**Exercise task**. Which lines below hold the word "AppData"? Report each one.

**Material**.
** begin **

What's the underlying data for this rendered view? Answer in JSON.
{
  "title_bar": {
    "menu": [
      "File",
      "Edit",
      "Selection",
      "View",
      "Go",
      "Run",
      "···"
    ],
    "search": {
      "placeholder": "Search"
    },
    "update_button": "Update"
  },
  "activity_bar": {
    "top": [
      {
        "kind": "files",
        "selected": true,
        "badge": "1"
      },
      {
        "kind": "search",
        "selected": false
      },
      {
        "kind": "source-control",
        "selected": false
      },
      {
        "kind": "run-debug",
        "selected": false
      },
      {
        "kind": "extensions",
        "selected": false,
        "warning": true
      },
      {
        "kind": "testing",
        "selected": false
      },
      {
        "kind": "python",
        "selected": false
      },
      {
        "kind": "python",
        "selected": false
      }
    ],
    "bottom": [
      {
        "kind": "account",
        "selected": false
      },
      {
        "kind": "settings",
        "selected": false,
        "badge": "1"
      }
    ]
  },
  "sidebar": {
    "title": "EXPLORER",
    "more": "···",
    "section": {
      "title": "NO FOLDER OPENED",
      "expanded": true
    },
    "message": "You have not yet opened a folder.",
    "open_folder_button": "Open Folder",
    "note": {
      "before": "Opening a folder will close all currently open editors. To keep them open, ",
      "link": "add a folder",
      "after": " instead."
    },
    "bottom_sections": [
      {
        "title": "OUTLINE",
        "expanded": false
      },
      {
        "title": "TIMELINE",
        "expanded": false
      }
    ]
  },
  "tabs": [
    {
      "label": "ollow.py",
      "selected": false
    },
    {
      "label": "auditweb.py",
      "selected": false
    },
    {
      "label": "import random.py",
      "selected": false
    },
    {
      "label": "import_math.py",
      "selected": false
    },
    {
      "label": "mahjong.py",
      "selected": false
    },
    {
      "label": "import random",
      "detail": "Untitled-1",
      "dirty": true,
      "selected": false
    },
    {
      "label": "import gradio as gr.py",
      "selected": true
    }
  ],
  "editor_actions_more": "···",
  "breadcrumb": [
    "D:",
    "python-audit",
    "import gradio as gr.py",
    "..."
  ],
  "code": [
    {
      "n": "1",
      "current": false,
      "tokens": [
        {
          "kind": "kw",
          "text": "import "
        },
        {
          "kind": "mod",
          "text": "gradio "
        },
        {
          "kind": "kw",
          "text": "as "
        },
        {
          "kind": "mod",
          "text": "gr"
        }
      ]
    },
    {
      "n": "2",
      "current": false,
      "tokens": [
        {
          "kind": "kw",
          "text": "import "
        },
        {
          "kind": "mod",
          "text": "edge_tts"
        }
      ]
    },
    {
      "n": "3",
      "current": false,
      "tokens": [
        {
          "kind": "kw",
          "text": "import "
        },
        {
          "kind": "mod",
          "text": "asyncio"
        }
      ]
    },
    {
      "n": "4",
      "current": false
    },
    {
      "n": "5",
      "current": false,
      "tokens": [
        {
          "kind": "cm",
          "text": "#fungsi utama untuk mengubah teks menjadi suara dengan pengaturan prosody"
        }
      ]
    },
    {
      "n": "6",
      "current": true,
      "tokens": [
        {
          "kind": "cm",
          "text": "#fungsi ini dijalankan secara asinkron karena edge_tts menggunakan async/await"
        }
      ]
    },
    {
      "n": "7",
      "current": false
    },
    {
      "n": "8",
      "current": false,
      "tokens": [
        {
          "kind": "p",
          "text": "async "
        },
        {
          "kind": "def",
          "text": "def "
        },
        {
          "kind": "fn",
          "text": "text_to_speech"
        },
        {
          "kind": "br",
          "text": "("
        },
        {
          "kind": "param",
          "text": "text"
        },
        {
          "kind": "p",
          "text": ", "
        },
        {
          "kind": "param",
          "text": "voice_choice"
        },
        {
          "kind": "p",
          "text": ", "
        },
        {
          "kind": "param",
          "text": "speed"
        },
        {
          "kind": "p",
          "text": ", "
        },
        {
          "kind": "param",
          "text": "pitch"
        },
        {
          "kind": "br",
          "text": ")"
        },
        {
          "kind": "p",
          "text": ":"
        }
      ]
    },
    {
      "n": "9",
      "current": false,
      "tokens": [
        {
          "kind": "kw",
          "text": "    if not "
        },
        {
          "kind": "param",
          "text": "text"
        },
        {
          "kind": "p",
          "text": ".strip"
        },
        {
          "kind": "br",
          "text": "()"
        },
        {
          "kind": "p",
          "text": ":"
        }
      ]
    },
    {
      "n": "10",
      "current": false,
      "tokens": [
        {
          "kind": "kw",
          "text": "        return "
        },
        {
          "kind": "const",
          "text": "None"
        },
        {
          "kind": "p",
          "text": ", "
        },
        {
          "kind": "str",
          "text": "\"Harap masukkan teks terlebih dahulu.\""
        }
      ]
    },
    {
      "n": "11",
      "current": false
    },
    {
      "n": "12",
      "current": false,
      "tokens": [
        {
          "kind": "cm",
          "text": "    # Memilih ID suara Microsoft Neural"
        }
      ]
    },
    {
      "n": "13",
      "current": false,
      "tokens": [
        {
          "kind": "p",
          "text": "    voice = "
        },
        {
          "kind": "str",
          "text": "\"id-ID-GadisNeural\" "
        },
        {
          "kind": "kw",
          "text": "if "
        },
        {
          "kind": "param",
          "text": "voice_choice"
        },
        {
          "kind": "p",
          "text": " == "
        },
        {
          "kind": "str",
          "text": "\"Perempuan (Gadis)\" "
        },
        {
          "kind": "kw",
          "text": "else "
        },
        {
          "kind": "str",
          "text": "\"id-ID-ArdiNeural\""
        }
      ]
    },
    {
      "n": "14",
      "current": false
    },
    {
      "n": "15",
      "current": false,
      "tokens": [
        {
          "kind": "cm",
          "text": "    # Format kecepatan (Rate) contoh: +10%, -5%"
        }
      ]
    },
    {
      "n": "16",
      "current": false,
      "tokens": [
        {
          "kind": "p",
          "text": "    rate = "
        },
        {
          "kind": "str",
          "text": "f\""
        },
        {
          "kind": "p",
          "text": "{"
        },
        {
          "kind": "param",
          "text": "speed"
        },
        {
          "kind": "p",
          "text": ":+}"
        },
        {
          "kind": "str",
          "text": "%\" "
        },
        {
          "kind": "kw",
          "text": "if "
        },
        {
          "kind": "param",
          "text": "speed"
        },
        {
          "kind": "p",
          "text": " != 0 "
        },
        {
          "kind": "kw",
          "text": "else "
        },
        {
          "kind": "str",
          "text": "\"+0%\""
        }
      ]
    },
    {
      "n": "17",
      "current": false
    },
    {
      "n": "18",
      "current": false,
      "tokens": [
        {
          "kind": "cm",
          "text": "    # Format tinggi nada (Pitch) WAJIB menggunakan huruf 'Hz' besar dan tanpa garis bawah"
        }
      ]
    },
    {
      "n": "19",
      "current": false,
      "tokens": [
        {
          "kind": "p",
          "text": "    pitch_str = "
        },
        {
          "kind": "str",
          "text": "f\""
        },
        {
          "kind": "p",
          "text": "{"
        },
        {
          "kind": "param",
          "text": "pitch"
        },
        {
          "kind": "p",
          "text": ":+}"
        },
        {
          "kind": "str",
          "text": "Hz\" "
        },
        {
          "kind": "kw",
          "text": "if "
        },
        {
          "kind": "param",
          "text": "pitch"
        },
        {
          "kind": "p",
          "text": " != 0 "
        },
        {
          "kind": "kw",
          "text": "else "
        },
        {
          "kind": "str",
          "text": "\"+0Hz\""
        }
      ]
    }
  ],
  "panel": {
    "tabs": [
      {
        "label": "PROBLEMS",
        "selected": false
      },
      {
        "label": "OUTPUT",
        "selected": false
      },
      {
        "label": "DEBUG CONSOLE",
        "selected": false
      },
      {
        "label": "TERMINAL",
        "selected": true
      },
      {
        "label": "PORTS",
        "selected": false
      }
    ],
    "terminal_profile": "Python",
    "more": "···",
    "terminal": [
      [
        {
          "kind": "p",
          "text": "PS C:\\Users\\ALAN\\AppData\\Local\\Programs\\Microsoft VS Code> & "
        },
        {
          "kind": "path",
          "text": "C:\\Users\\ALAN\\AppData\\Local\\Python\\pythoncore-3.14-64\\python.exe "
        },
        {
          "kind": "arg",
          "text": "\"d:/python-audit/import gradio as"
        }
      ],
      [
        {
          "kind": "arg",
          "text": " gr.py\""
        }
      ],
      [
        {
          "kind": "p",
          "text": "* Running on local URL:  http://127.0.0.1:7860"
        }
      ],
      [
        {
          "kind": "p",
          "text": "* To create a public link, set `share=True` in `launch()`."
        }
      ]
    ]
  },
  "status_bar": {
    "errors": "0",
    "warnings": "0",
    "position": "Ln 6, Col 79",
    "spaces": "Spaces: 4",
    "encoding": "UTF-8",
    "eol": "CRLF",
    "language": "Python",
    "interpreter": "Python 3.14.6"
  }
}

** end **

**Answer to the task**.
          "text": "PS C:\\Users\\ALAN\\AppData\\Local\\Programs\\Microsoft VS Code> & "
          "text": "C:\\Users\\ALAN\\AppData\\Local\\Python\\pythoncore-3.14-64\\python.exe "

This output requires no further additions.